═════ Extrait à lire
Parmi ceux qui parlaient ainsi, beaucoup nous regardaient sans haine, parfois même avec sympathie.

La France, pensaient-ils, a accumulé un immense trésor de vertus, de hauts faits, de services rendus, de gloires incomparables ; mais, aujourd’hui, elle est au milieu de tout cela comme un vieillard au soir de la plus belle vie, ou mieux encore comme certains aristocrates frivoles qui, d’une illustre ascendance, n’ont gardé que leurs titres de noblesse, de charmantes manières, de superbes portraits, des tapisseries royales, des reliures écussonnées, un luxe grandiose et frivole.

C’est ainsi, nous le savons bien ; on nous croyait frivoles, usés, trop riches, trop heureux, et faisant du plaisir le seul mobile de notre activité ; les Français livraient à l’instinct et à la passion la conduite de leur vie ; leur fin suprême était le bonheur, et l’on venait à Paris pour participer à ce bonheur…

Injustes étrangers, quand le plaisir facile et cosmopolite de Paris vous enivrait, comment auriez-vous connu ce qui reposait au foyer français, qui a pour vertu de se tenir isolé de la rue passante, et ce qui fermentait dans des cœurs qui attendent toujours un cri de croisade et comme l’appel d’un monde surnaturel pour produire et pour connaître eux-mêmes leur héroïsme ?
══════════
═════ Enregistrements extraits
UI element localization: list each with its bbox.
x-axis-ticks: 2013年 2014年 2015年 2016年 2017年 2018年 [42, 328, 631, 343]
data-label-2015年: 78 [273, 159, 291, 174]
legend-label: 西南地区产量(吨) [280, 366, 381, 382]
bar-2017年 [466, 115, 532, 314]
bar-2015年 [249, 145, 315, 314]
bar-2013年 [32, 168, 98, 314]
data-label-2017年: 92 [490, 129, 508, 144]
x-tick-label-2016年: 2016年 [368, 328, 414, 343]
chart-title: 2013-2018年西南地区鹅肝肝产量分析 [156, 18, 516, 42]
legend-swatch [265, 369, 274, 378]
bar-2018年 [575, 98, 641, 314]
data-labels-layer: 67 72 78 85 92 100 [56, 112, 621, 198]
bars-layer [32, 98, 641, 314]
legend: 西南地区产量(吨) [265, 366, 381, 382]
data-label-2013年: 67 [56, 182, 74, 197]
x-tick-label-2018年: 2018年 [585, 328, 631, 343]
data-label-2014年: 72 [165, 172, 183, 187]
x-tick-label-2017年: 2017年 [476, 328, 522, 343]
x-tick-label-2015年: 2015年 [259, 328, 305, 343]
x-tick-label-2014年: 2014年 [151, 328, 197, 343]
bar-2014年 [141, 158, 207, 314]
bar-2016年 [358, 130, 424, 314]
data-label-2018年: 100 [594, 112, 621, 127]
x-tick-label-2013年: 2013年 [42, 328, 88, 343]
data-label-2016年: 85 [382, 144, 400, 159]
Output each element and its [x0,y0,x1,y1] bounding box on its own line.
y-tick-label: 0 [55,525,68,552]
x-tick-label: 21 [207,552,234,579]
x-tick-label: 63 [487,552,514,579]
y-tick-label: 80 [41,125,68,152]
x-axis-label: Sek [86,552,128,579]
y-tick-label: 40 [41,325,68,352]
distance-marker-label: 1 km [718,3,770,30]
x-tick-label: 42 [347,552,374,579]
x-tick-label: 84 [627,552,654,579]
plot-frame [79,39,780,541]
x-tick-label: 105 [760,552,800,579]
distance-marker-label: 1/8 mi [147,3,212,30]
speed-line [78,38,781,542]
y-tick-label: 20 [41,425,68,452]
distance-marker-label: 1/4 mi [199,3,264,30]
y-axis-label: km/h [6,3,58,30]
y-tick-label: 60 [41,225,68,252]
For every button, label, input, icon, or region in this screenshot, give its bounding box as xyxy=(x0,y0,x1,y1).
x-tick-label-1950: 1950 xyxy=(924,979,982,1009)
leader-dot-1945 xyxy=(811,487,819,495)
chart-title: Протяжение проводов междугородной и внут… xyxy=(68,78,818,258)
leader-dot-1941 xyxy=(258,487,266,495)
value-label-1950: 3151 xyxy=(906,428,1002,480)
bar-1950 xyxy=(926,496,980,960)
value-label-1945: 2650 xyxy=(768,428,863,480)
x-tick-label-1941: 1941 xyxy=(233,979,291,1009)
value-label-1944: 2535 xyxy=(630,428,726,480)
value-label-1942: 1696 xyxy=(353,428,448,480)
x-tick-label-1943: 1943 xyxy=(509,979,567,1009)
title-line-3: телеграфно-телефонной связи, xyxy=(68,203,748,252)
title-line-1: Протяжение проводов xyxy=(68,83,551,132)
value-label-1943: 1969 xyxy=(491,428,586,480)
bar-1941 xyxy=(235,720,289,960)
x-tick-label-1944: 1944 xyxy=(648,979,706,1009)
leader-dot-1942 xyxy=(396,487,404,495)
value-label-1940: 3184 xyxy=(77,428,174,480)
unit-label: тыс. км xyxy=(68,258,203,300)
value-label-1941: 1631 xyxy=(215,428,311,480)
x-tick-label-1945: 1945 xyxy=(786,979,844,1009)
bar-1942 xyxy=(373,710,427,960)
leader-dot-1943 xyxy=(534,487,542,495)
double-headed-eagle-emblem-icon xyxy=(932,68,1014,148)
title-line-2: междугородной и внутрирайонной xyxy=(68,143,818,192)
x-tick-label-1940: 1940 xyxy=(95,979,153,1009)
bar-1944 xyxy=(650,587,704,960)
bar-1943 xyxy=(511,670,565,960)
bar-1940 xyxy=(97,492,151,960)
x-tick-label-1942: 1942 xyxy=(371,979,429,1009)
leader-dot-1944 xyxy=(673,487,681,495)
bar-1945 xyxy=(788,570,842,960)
══════════
## Énoncé 1
Reproduisez fidèlement le passage du texte sur la France vue par les étrangers, en commençant aux mots « La France, pensaient-ils, a » et en vous arrêtant après « grandiose et frivole. ».
## Énoncé 2
Poursuivez le texte sur la France vue par les étrangers à partir de sa dernière phrase.

## Bonne réponse 1
La France, pensaient-ils, a accumulé un immense trésor de vertus, de hauts faits, de services rendus, de gloires incomparables ; mais, aujourd’hui, elle est au milieu de tout cela comme un vieillard au soir de la plus belle vie, ou mieux encore comme certains aristocrates frivoles qui, d’une illustre ascendance, n’ont gardé que leurs titres de noblesse, de charmantes manières, de superbes portraits, des tapisseries royales, des reliures écussonnées, un luxe grandiose et frivole.

## Bonne réponse 2
I

Mois d’août 1914 ! L’appel aux armes retentit. Les cloches, dans tous les villages, s’ébranlent sur la vieille église dont le fondement repose au milieu des morts. Elles sont redevenues soudain les voix de la terre de France. Elles convoquent les hommes, elles plaignent les femmes ; leur clameur est si forte qu’il semble qu’elle pourrait briser la pierre des tombeaux, et tout de suite elle fait sortir du cœur français tout ce qu’il renferme.